(Saved entries)
◇ ◇ ◇ ◇ ◇
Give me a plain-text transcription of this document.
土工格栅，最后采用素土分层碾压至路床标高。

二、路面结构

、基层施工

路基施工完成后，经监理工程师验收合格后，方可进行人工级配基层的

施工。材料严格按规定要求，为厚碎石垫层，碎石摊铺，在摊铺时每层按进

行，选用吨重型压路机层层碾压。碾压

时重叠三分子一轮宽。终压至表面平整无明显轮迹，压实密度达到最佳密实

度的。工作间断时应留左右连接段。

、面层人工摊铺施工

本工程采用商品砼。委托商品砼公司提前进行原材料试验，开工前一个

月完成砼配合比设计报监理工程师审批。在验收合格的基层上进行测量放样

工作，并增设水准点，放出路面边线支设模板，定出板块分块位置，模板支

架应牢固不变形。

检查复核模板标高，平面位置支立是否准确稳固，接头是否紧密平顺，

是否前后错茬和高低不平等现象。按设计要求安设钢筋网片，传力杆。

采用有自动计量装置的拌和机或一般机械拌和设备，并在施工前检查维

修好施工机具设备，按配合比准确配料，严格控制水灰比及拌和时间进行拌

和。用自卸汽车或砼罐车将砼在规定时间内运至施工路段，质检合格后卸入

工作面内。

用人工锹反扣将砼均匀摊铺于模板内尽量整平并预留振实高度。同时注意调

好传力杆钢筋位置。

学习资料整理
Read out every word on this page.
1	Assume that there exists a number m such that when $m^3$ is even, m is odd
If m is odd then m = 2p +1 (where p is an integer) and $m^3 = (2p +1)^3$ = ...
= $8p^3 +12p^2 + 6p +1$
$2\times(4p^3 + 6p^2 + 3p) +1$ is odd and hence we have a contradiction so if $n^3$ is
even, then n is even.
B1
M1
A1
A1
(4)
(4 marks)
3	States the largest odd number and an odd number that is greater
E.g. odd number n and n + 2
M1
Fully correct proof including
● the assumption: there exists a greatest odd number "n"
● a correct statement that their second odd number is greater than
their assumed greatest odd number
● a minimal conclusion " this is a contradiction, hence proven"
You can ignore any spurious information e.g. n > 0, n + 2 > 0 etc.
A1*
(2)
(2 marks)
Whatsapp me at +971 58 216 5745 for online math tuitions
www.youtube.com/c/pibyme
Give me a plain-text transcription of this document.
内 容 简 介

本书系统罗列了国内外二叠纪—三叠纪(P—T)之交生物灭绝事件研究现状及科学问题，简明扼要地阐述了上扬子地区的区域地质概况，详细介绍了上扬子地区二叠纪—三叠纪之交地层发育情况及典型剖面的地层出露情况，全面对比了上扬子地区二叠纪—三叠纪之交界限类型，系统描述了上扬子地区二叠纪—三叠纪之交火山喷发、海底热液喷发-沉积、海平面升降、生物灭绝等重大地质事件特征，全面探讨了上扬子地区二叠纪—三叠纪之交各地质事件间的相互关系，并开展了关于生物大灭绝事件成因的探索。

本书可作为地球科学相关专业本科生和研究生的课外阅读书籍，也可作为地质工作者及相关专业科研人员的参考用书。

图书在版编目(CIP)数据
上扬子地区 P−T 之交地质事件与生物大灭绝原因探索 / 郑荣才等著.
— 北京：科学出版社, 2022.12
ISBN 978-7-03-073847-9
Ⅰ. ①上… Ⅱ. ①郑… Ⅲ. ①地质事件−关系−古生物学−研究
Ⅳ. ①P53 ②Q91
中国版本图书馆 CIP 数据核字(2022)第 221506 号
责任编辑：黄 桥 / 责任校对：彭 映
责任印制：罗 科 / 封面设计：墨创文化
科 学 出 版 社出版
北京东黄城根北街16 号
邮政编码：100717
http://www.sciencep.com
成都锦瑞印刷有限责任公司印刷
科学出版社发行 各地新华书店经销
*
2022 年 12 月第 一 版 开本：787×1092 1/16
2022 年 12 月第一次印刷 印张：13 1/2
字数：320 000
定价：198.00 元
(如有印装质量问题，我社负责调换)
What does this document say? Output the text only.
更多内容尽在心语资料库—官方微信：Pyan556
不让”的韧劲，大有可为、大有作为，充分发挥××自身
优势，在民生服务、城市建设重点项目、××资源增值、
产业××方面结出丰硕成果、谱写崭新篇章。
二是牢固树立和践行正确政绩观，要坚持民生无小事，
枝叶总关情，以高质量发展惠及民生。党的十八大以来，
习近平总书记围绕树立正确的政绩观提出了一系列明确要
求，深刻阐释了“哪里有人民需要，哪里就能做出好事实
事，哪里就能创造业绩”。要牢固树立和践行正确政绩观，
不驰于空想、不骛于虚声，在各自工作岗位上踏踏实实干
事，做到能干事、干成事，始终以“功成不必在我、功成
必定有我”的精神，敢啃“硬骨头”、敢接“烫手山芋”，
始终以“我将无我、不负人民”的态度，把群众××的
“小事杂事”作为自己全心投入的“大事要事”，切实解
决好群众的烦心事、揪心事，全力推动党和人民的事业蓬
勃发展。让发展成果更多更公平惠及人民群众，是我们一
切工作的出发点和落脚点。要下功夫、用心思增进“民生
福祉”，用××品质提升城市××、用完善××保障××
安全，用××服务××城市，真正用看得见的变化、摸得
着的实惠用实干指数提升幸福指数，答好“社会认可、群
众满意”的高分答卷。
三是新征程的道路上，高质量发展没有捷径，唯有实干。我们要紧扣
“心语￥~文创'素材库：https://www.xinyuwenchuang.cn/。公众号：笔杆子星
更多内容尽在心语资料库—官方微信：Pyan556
◇ ◇ ◇ ◇ ◇
Set task ::
Where does the word "greatest" appear in the listing? List each line that holds it.

Solution ::
● the assumption: there exists a greatest odd number "n"
their assumed greatest odd number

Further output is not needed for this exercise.